• **WHAT TO WORK ON**
Collect the lines of the entries where "JSON" shows up.

** begin DATASET RECORDS **

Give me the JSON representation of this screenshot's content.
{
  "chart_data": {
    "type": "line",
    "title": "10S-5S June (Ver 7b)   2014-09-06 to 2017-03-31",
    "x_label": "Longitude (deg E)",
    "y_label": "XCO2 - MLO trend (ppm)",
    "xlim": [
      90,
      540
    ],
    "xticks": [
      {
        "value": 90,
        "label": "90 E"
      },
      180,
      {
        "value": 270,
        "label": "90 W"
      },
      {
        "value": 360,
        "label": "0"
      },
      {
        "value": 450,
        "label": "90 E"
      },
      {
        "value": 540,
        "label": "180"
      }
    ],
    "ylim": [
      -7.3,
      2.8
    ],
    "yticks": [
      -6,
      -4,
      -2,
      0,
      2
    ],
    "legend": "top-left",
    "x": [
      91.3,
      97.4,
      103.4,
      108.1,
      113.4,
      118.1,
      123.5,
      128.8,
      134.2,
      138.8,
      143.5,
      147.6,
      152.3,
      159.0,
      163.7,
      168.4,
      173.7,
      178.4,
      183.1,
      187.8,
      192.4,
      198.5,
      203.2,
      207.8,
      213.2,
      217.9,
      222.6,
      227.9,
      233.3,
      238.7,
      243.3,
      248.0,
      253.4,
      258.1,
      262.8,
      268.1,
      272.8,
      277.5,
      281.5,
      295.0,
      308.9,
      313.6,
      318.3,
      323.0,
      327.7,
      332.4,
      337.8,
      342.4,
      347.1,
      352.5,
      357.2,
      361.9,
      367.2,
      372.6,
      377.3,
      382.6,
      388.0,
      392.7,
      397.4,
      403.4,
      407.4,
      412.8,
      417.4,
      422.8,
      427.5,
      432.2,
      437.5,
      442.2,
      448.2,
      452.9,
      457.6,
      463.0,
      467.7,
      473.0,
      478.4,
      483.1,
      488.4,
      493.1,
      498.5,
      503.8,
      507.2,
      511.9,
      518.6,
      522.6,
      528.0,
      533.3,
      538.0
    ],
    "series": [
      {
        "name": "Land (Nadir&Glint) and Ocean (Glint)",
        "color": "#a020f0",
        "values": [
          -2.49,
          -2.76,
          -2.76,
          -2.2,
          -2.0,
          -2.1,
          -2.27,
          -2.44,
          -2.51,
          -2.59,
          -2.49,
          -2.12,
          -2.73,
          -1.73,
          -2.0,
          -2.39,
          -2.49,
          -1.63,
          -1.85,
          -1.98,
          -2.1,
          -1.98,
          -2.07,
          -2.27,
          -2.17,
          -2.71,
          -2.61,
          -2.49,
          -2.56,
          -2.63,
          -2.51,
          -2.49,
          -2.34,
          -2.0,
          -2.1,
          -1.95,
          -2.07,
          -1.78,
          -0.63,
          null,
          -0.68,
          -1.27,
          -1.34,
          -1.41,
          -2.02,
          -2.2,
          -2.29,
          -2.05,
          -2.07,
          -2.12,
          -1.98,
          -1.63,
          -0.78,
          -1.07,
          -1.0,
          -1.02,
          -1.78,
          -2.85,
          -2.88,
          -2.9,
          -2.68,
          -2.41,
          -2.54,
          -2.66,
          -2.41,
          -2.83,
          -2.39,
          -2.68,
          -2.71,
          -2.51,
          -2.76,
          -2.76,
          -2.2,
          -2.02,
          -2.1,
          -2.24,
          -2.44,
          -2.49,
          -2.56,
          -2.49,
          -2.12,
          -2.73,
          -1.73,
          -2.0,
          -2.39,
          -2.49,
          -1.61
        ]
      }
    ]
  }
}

** end DATASET RECORDS **
** begin DATASET RECORDS **

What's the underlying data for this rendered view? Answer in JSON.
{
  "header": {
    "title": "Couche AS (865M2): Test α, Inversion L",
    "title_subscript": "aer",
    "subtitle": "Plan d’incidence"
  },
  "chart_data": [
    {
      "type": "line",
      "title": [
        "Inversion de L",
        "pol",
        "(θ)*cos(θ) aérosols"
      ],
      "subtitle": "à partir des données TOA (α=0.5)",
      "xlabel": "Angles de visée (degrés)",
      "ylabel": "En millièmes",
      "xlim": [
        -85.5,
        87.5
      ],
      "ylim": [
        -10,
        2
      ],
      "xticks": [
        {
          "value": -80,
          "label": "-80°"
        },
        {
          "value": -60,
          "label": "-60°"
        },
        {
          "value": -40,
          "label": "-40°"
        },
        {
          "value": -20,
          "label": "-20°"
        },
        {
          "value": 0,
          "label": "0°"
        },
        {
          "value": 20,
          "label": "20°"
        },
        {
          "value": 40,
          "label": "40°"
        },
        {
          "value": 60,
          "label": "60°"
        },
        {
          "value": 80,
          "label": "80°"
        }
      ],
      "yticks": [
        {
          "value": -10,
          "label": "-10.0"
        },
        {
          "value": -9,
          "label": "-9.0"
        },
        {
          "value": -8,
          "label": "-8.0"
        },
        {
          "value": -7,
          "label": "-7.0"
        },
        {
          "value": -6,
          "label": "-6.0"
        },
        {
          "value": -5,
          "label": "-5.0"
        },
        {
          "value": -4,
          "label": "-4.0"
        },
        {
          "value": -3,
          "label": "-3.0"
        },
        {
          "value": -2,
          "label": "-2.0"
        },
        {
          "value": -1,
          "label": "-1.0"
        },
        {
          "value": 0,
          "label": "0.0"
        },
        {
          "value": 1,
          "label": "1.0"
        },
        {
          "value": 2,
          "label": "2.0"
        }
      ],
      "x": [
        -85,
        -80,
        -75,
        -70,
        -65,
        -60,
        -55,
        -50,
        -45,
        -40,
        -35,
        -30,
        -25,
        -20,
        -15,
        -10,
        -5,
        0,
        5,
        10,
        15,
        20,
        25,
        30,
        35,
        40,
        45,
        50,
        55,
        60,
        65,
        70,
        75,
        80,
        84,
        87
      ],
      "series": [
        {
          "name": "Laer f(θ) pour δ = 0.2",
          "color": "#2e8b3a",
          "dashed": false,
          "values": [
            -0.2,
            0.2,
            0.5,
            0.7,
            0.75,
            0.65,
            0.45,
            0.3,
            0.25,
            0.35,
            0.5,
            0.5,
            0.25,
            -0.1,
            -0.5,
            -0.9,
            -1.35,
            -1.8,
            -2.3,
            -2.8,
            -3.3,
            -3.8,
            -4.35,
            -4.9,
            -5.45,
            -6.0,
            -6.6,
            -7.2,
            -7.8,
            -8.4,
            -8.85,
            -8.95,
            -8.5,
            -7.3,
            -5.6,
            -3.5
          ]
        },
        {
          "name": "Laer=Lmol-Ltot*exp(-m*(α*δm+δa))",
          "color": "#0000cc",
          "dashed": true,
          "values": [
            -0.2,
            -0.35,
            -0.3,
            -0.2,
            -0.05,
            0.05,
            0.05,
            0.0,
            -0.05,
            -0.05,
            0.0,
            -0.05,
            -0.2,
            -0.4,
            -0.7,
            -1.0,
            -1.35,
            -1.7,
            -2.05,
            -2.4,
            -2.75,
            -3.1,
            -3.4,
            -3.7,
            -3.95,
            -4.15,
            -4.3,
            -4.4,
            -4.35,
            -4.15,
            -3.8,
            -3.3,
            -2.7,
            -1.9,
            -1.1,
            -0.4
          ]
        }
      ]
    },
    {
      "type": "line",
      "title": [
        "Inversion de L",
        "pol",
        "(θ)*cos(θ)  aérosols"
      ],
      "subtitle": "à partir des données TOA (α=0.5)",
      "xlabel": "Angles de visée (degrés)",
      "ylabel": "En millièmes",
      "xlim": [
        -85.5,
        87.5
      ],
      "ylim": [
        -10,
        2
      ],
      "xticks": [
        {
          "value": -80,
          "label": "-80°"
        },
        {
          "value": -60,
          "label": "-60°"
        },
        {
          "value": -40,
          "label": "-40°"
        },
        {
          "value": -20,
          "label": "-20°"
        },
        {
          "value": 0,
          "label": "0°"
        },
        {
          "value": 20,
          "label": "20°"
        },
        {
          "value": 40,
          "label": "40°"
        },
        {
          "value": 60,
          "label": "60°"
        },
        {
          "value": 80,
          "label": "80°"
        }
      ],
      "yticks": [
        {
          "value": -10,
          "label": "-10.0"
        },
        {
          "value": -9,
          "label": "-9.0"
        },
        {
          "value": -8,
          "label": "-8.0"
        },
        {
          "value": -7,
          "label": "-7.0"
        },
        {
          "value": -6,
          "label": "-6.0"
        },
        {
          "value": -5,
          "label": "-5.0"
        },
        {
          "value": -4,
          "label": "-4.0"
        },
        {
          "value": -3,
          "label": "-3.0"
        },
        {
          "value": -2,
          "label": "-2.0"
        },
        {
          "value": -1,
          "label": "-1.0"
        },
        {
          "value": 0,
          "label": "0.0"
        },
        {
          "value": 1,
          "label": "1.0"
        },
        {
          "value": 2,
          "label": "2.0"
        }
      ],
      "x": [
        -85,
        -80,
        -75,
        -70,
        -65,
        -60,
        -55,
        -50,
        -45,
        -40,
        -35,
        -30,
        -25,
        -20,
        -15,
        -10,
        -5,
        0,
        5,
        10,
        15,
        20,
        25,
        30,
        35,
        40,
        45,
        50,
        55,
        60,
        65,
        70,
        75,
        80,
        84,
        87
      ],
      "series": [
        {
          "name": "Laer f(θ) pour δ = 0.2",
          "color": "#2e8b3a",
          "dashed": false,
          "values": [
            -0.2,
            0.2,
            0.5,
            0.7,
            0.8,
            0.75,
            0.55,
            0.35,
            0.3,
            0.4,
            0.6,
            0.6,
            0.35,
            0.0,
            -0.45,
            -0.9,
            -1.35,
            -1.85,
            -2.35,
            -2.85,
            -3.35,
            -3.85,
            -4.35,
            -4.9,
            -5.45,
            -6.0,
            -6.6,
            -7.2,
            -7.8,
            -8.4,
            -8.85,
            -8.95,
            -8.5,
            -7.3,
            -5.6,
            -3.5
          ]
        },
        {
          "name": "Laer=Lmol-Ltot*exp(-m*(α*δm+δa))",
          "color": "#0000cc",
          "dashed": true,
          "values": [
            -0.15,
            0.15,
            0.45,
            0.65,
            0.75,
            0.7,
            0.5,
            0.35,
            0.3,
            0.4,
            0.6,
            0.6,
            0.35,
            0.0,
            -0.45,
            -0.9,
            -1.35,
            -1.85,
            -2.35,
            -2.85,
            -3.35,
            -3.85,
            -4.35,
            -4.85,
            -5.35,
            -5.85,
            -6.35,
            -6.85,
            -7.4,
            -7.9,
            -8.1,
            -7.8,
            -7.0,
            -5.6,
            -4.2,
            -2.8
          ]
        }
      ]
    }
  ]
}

** end DATASET RECORDS **

• **TASK RESPONSE**
Give me the JSON representation of this screenshot's content.
What's the underlying data for this rendered view? Answer in JSON.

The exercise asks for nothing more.